# WHAT YOU WILL DO:
Look below and pull out each line with the word "that".

%%

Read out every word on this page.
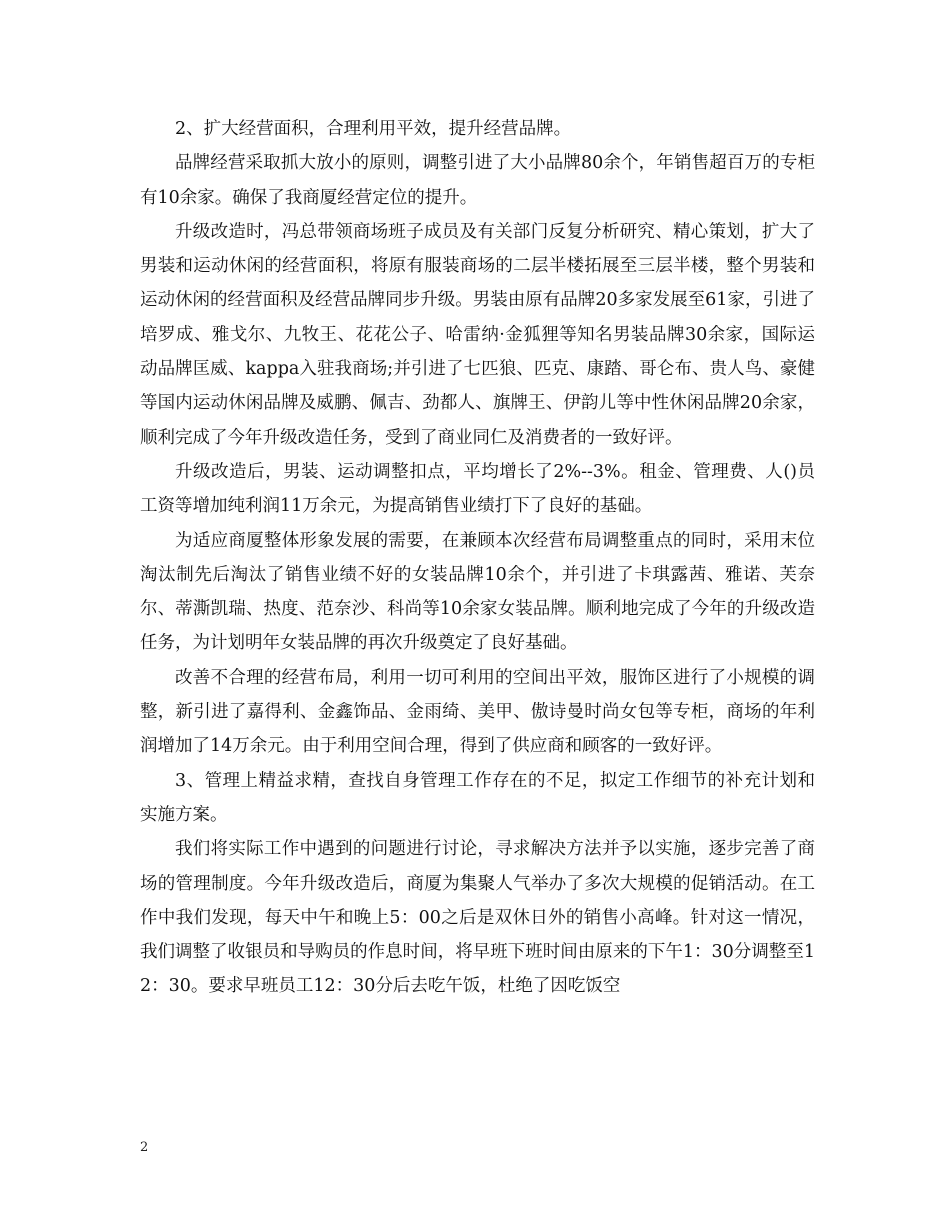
2、扩大经营面积，合理利用平效，提升经营品牌。

品牌经营采取抓大放小的原则，调整引进了大小品牌80余个，年销售超百万的专柜有10余家。确保了我商厦经营定位的提升。

升级改造时，冯总带领商场班子成员及有关部门反复分析研究、精心策划，扩大了男装和运动休闲的经营面积，将原有服装商场的二层半楼拓展至三层半楼，整个男装和运动休闲的经营面积及经营品牌同步升级。男装由原有品牌20多家发展至61家，引进了培罗成、雅戈尔、九牧王、花花公子、哈雷纳·金狐狸等知名男装品牌30余家，国际运动品牌匡威、kappa入驻我商场;并引进了七匹狼、匹克、康踏、哥仑布、贵人鸟、豪健等国内运动休闲品牌及威鹏、佩吉、劲都人、旗牌王、伊韵儿等中性休闲品牌20余家，顺利完成了今年升级改造任务，受到了商业同仁及消费者的一致好评。

升级改造后，男装、运动调整扣点，平均增长了2%--3%。租金、管理费、人()员工资等增加纯利润11万余元，为提高销售业绩打下了良好的基础。

为适应商厦整体形象发展的需要，在兼顾本次经营布局调整重点的同时，采用末位淘汰制先后淘汰了销售业绩不好的女装品牌10余个，并引进了卡琪露茜、雅诺、芙奈尔、蒂澌凯瑞、热度、范奈沙、科尚等10余家女装品牌。顺利地完成了今年的升级改造任务，为计划明年女装品牌的再次升级奠定了良好基础。

改善不合理的经营布局，利用一切可利用的空间出平效，服饰区进行了小规模的调整，新引进了嘉得利、金鑫饰品、金雨绮、美甲、傲诗曼时尚女包等专柜，商场的年利润增加了14万余元。由于利用空间合理，得到了供应商和顾客的一致好评。

3、管理上精益求精，查找自身管理工作存在的不足，拟定工作细节的补充计划和实施方案。

我们将实际工作中遇到的问题进行讨论，寻求解决方法并予以实施，逐步完善了商场的管理制度。今年升级改造后，商厦为集聚人气举办了多次大规模的促销活动。在工作中我们发现，每天中午和晚上5：00之后是双休日外的销售小高峰。针对这一情况，我们调整了收银员和导购员的作息时间，将早班下班时间由原来的下午1：30分调整至12：30。要求早班员工12：30分后去吃午饭，杜绝了因吃饭空

2
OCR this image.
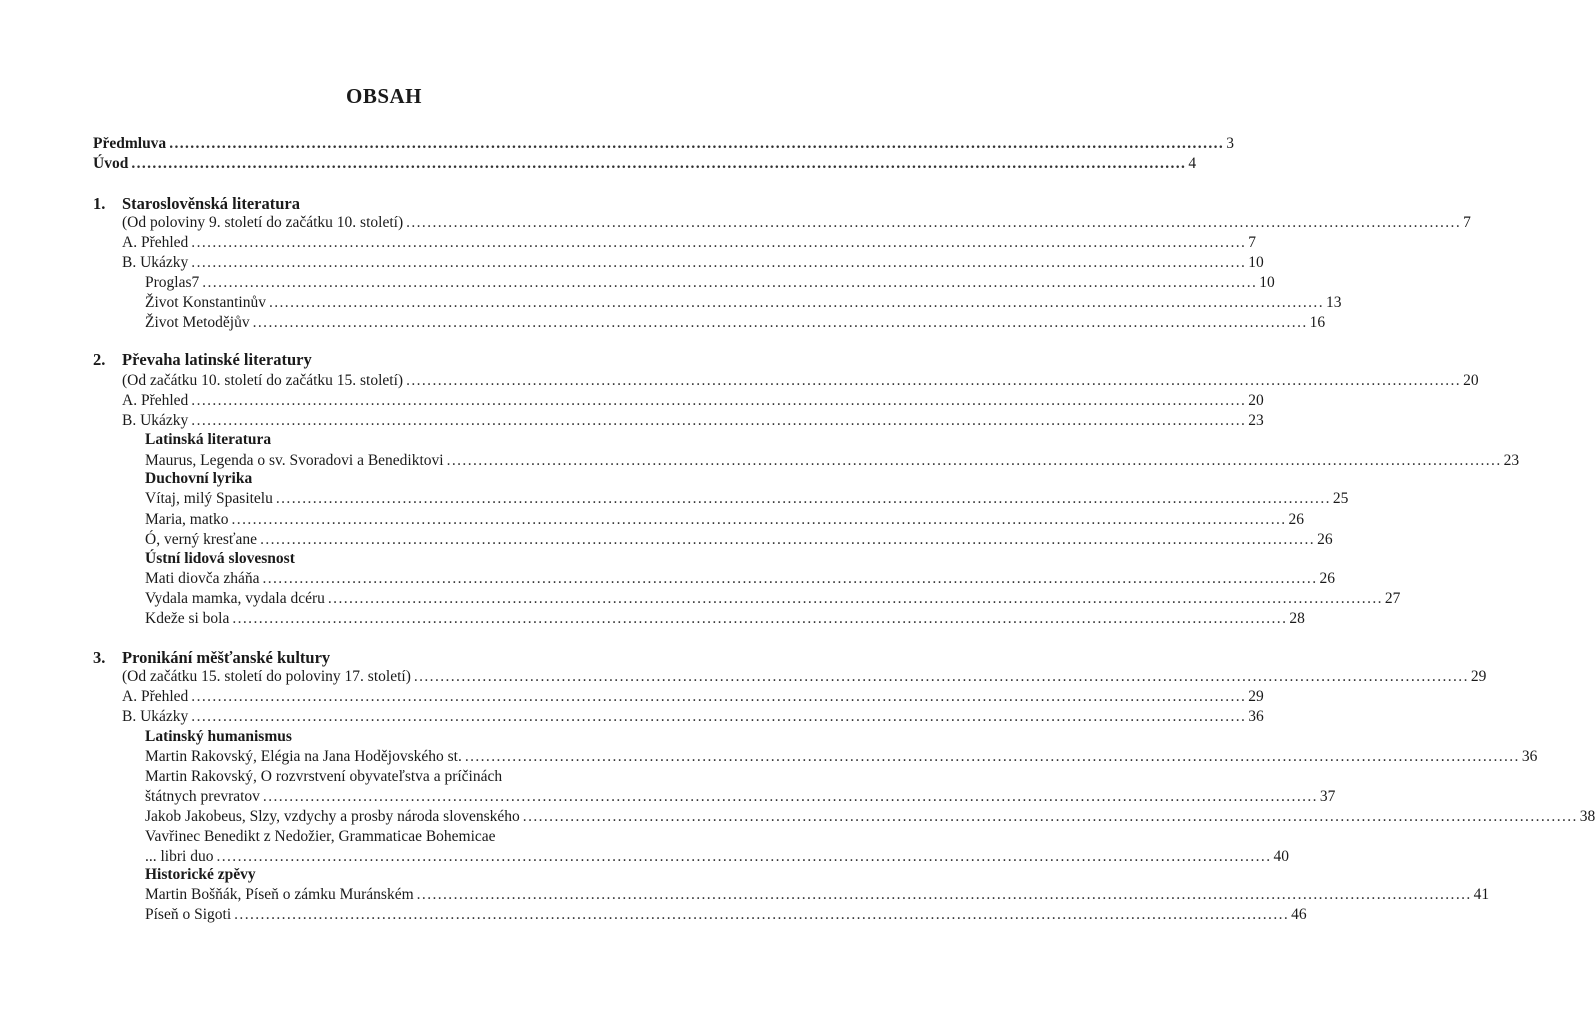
OBSAH
Předmluva ........................................................................................................................................................................................................ 3
Úvod ........................................................................................................................................................................................................ 4
1. Staroslověnská literatura
(Od poloviny 9. století do začátku 10. století) ........................................................................................................................................................................................................ 7
A. Přehled ........................................................................................................................................................................................................ 7
B. Ukázky ........................................................................................................................................................................................................ 10
Proglas7 ........................................................................................................................................................................................................ 10
Život Konstantinův ........................................................................................................................................................................................................ 13
Život Metodějův ........................................................................................................................................................................................................ 16
2. Převaha latinské literatury
(Od začátku 10. století do začátku 15. století) ........................................................................................................................................................................................................ 20
A. Přehled ........................................................................................................................................................................................................ 20
B. Ukázky ........................................................................................................................................................................................................ 23
Latinská literatura
Maurus, Legenda o sv. Svoradovi a Benediktovi ........................................................................................................................................................................................................ 23
Duchovní lyrika
Vítaj, milý Spasitelu ........................................................................................................................................................................................................ 25
Maria, matko ........................................................................................................................................................................................................ 26
Ó, verný kresťane ........................................................................................................................................................................................................ 26
Ústní lidová slovesnost
Mati diovča zháňa ........................................................................................................................................................................................................ 26
Vydala mamka, vydala dcéru ........................................................................................................................................................................................................ 27
Kdeže si bola ........................................................................................................................................................................................................ 28
3. Pronikání měšťanské kultury
(Od začátku 15. století do poloviny 17. století) ........................................................................................................................................................................................................ 29
A. Přehled ........................................................................................................................................................................................................ 29
B. Ukázky ........................................................................................................................................................................................................ 36
Latinský humanismus
Martin Rakovský, Elégia na Jana Hodějovského st. ........................................................................................................................................................................................................ 36
Martin Rakovský, O rozvrstvení obyvateľstva a príčinách
štátnych prevratov ........................................................................................................................................................................................................ 37
Jakob Jakobeus, Slzy, vzdychy a prosby národa slovenského ........................................................................................................................................................................................................ 38
Vavřinec Benedikt z Nedožier, Grammaticae Bohemicae
... libri duo ........................................................................................................................................................................................................ 40
Historické zpěvy
Martin Bošňák, Píseň o zámku Muránském ........................................................................................................................................................................................................ 41
Píseň o Sigoti ........................................................................................................................................................................................................ 46
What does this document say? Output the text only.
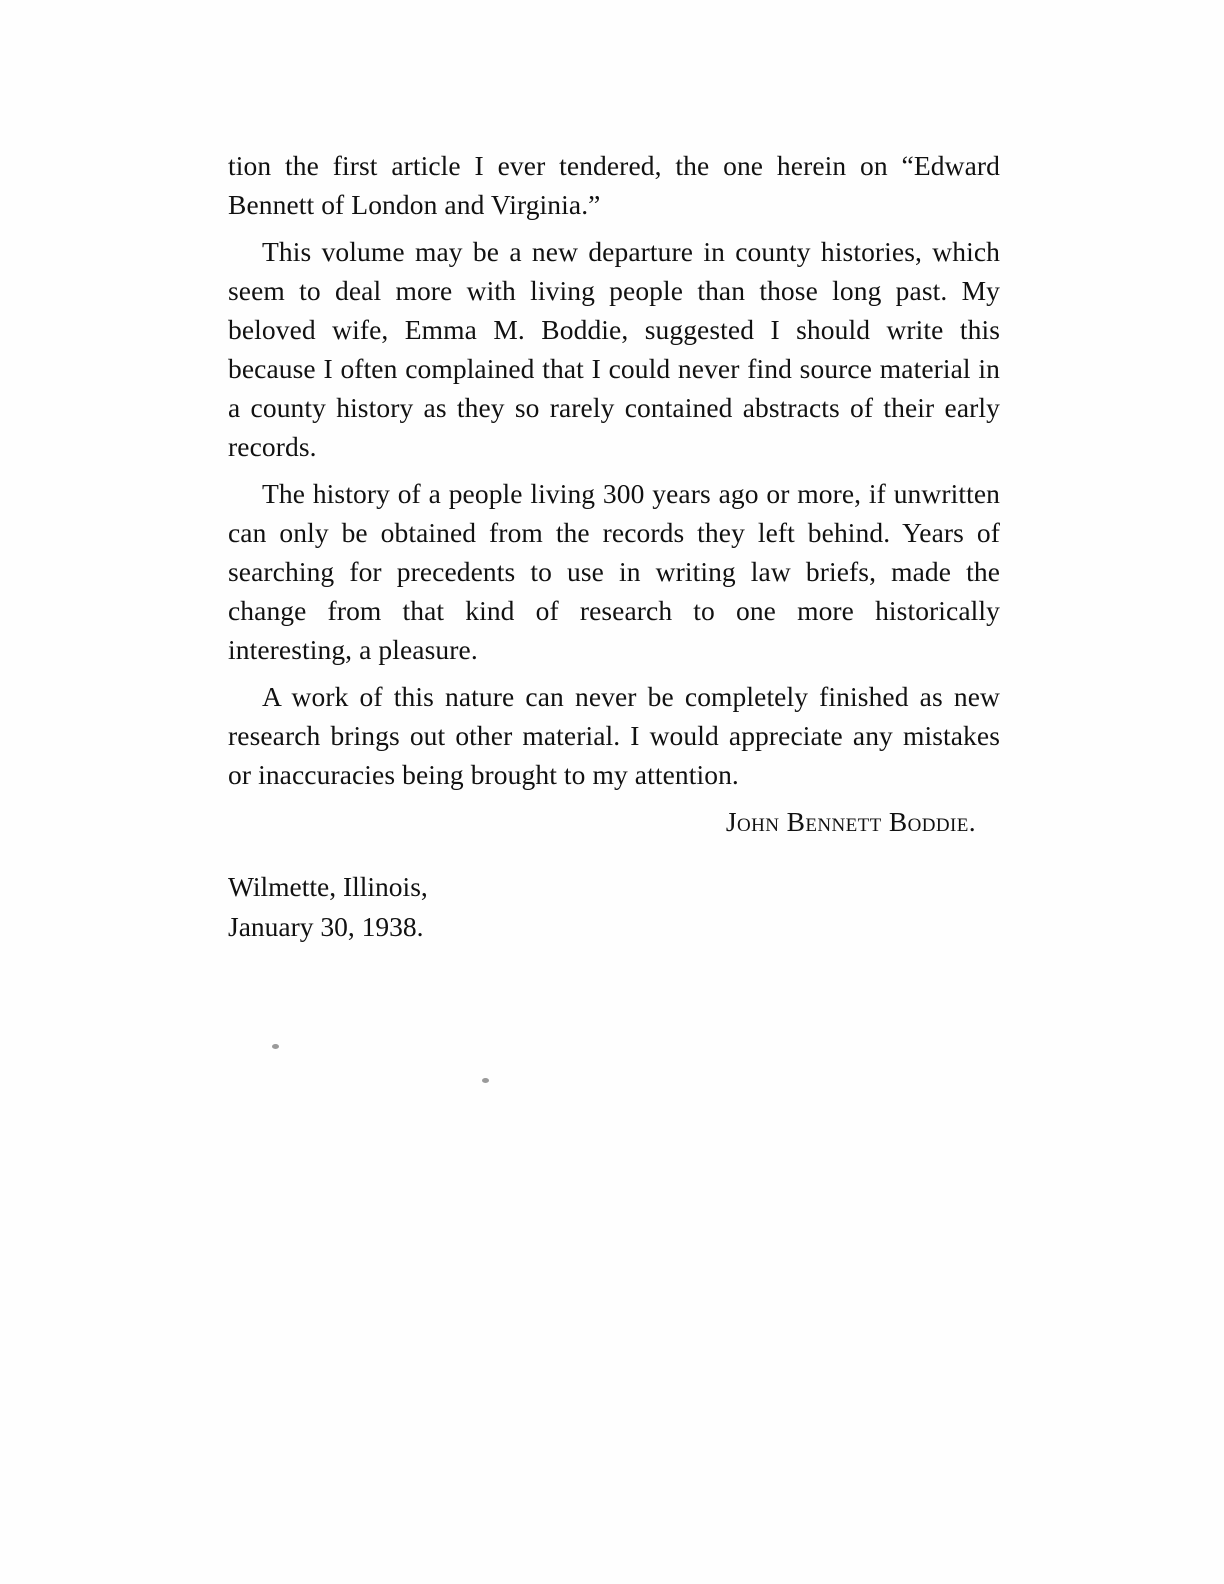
tion the first article I ever tendered, the one herein on “Edward Bennett of London and Virginia.”

This volume may be a new departure in county histories, which seem to deal more with living people than those long past. My beloved wife, Emma M. Boddie, suggested I should write this because I often complained that I could never find source material in a county history as they so rarely contained abstracts of their early records.

The history of a people living 300 years ago or more, if unwritten can only be obtained from the records they left behind. Years of searching for precedents to use in writing law briefs, made the change from that kind of research to one more historically interesting, a pleasure.

A work of this nature can never be completely finished as new research brings out other material. I would appreciate any mistakes or inaccuracies being brought to my attention.

John Bennett Boddie.

Wilmette, Illinois,
January 30, 1938.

%%

# WRITTEN ANSWER:
This volume may be a new departure in county histories, which seem to deal more with living people than those long past. My beloved wife, Emma M. Boddie, suggested I should write this because I often complained that I could never find source material in a county history as they so rarely contained abstracts of their early records.
The history of a people living 300 years ago or more, if unwritten can only be obtained from the records they left behind. Years of searching for precedents to use in writing law briefs, made the change from that kind of research to one more historically interesting, a pleasure.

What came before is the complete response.